Using the Gustafsen Lake timeline, answer each question below.
(a) In which year did William Jones Ignace take the issue of stolen unceded lands to the International Court in The Hague?
(b) What did Faith Keeper Percy Rosette build on the Sundance grounds in early 1995, and for what purposes?
(c) How many hectares do Lyle James's grazing rights cover, and what does he pay for them each year?

#### EXTRACT PROVIDED:
****************************************

1989-90 - American cattle rancher Lyle James was informed by Shuswap elder, Faith Keeper Percy Rosette that spiritual leaders and elders had seen visions of a Sundance site at Gustafsen Lake would begin to use the site for an annual Sundance ceremony. The site was used for the Sundance ceremony 10 days every year.

1991 - William Jones Ignace (Wolverine) takes the issue of stolen unceded lands to the International Court in The Hague.

1992 - William Jones Ignace (Wolverine) takes the issue of stolen unceded lands to the United Nations.

1993 - William Jones Ignace (Wolverine) takes the issue of stolen unceded lands to the United Nations.


Early 1995: Faith Keeper Percy Rosette built a shelter on the Sundance grounds for the maintenance of the site and for cooking.

Early June: Sundancers reinforced a fence around the Sundance grounds, to keep cattle from defecating on the sacred grounds. They also posted signs to discourage trespassing.

June 13: At approximately noon Lyle James and twelve ranch hands arrived at the Sundance site in an attempt to serve an 'eviction notice' on Faith Keeper Percy Rosette. Rosette was not at the site at the time. James read the eviction notice out loud to the Sundancers at the site, then James and his ranch hands "proceeded to occupy these sacred grounds, and sent several men to film and photograph the land, structures and artifacts. They also filmed and violated the sacred fast of one of our Sundance singers." The ranch hands brought rifles and, according to Splitting the Sky, "they pulled out rifles and threatened to kill them [the Sundancers]. One of them pulled out a bullwhip and said: 'This is a good day to string up some red niggers.' " (Defenders' press release, June 19/95) On the stand Lyle James testified that one of the ranch hands did indeed have a bullwhip but that he was just playing with it. (Wednesday, July 17, 1996) At approx. 3 pm five of Lyle James's employees removed the door from the Sundancers' cookhouse and stole the wood stove inside. At approximately 7 pm Percy Rosette returned, and Lyle James attempted to serve the eviction notice again. Mr. Rosette refused to accept the notice, so one of Mr. James' men stuck it on a sacred staff. (Vancouver Sun, Sept. 12/95) Mr. Lyle James is an American who lives on the Dog Creek Reserve and may be exempt from Canadian taxes. He has grazing rights over 922 hectares - for $1314.00 per year. (Document # 513998 Kamloops - Ministry of Environment, Lands and Parks).

June 15: A group appointed themselves as mediators without Mr. Rosette's consent; this group spoke with Lyle James and then informed the Sundancers that the Sundancers should ask to meet with Lyle James. The self-appointed mediators also "informed us that threats were voiced, specifically in regard to having us physically removed by 17 June 1995" (Defenders' press release, June 19/95).

****************************************

#### SOURCE DATA:

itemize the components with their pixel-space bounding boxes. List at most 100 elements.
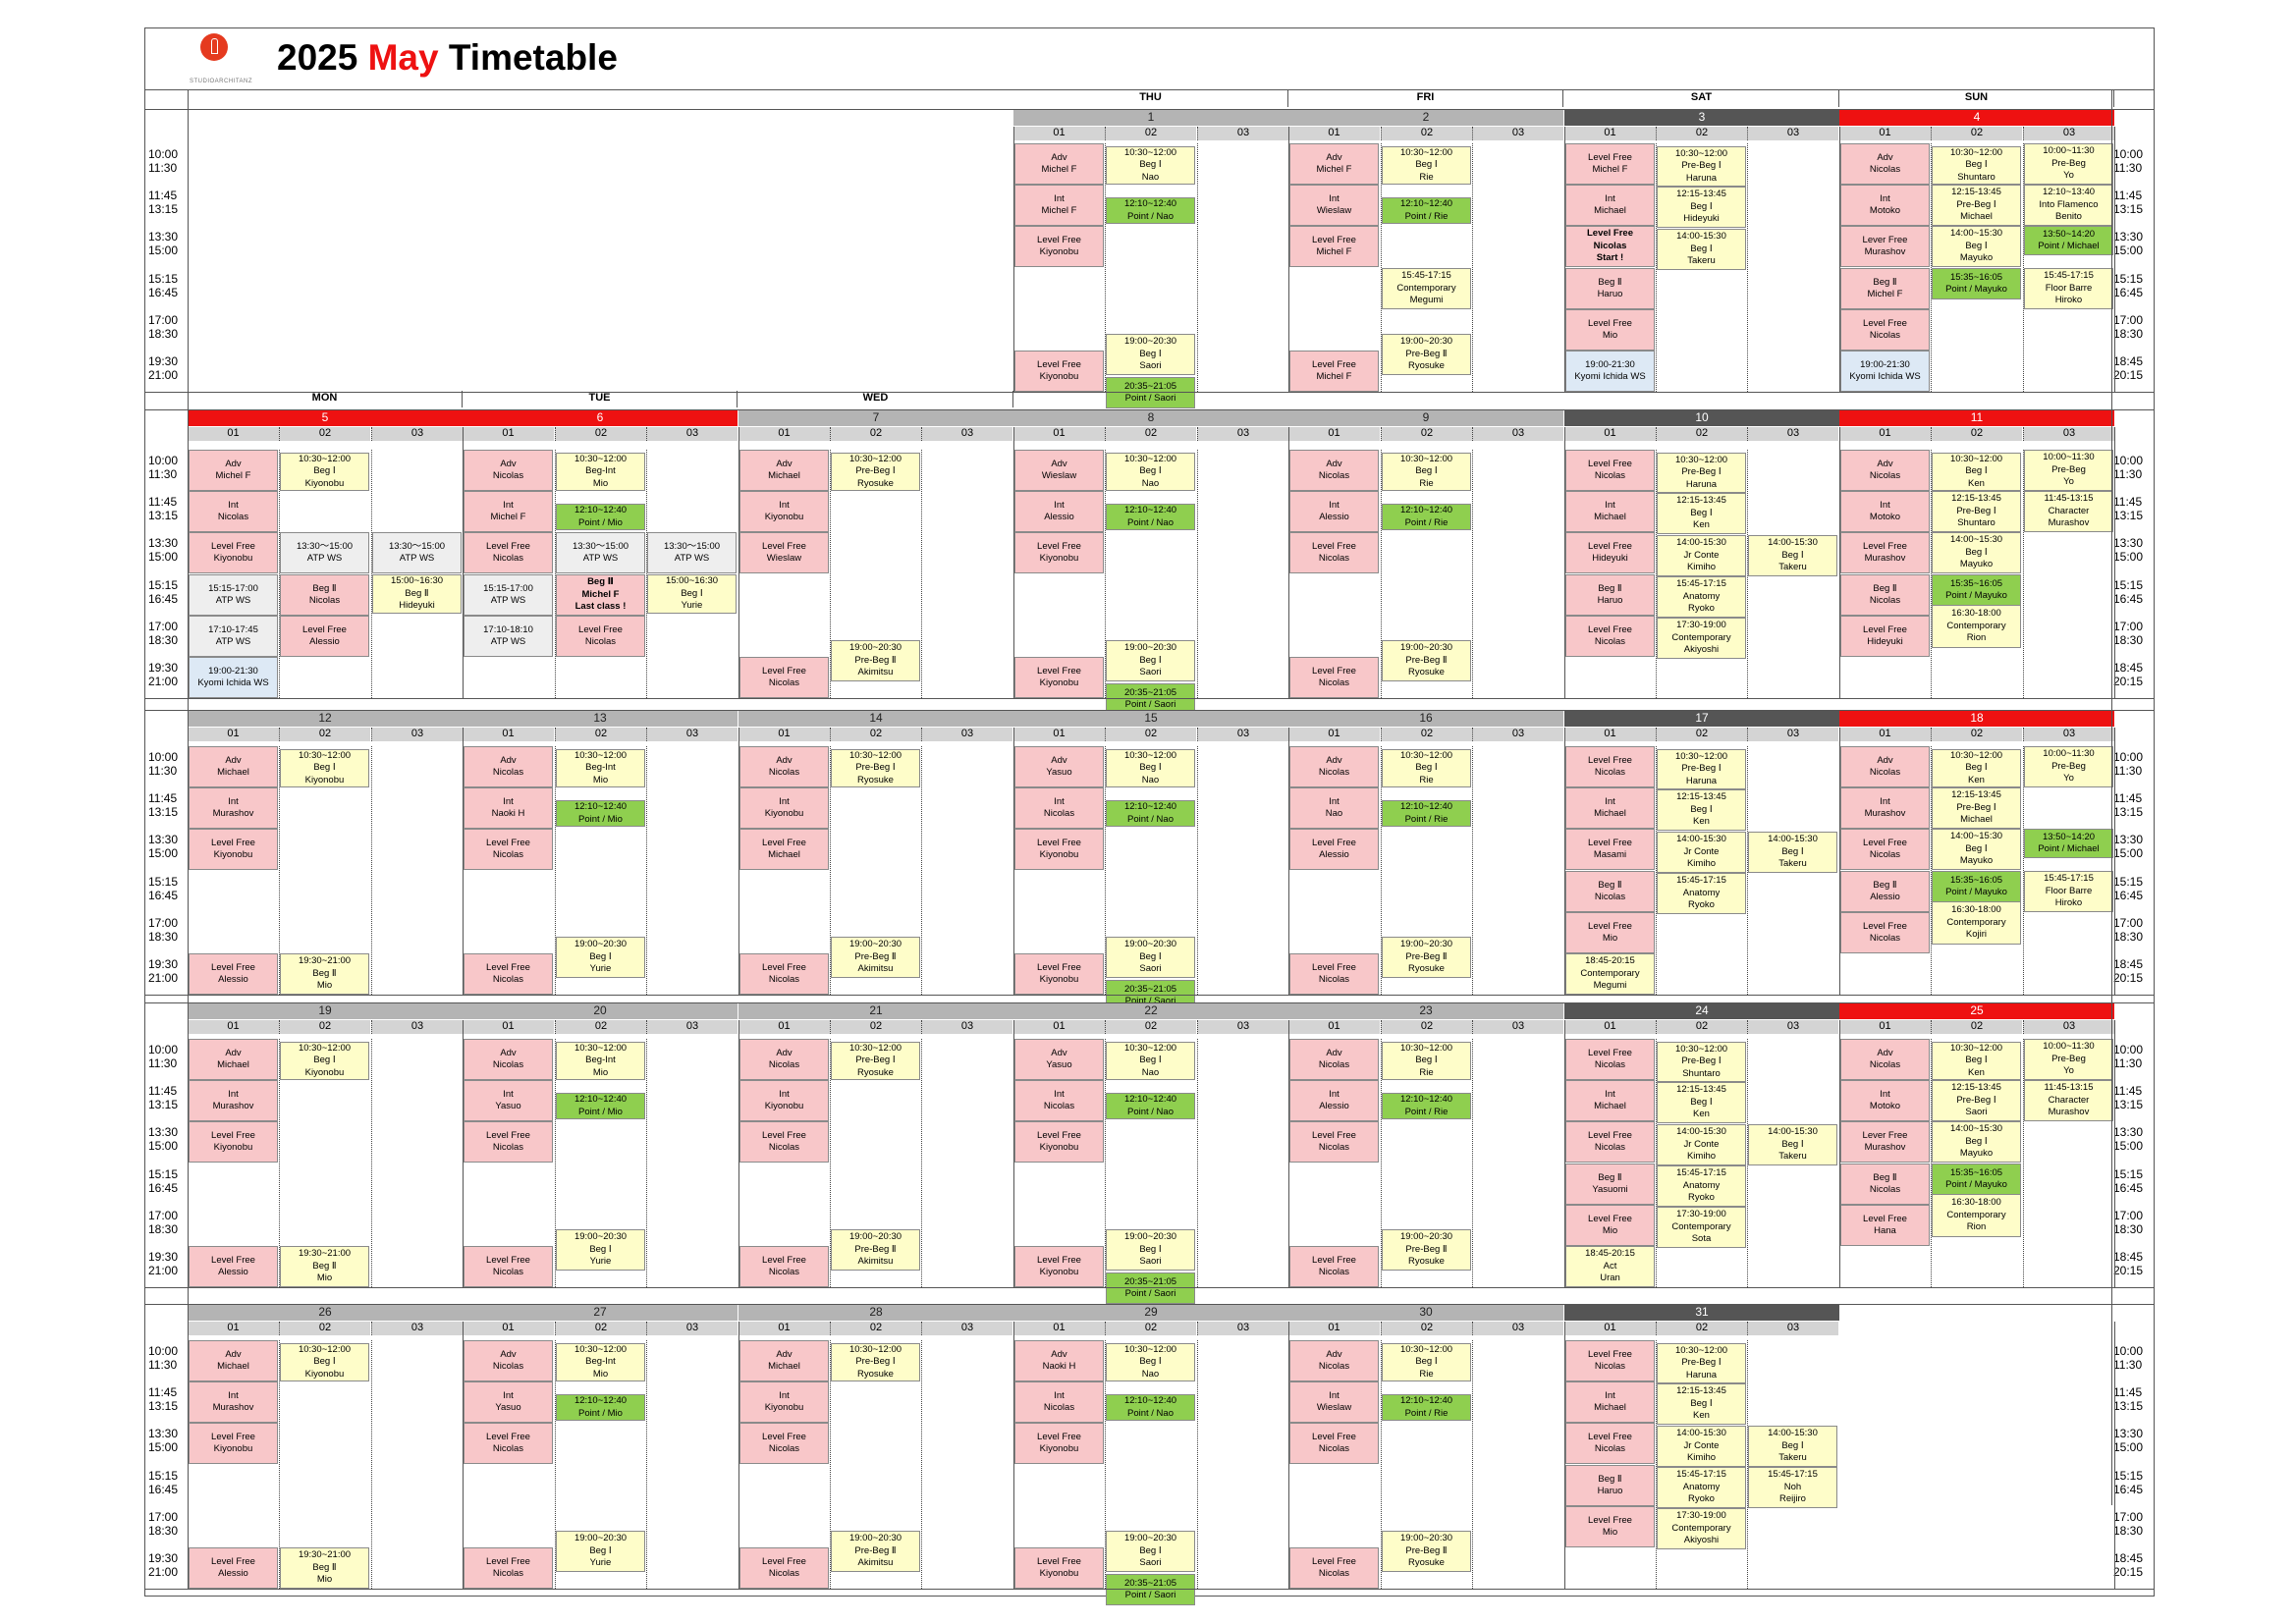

****************************************

#### EXPECTED ANSWER:
(a) 1991.
(b) A shelter, for the maintenance of the site and for cooking.
(c) 922 hectares, for $1314.00 per year.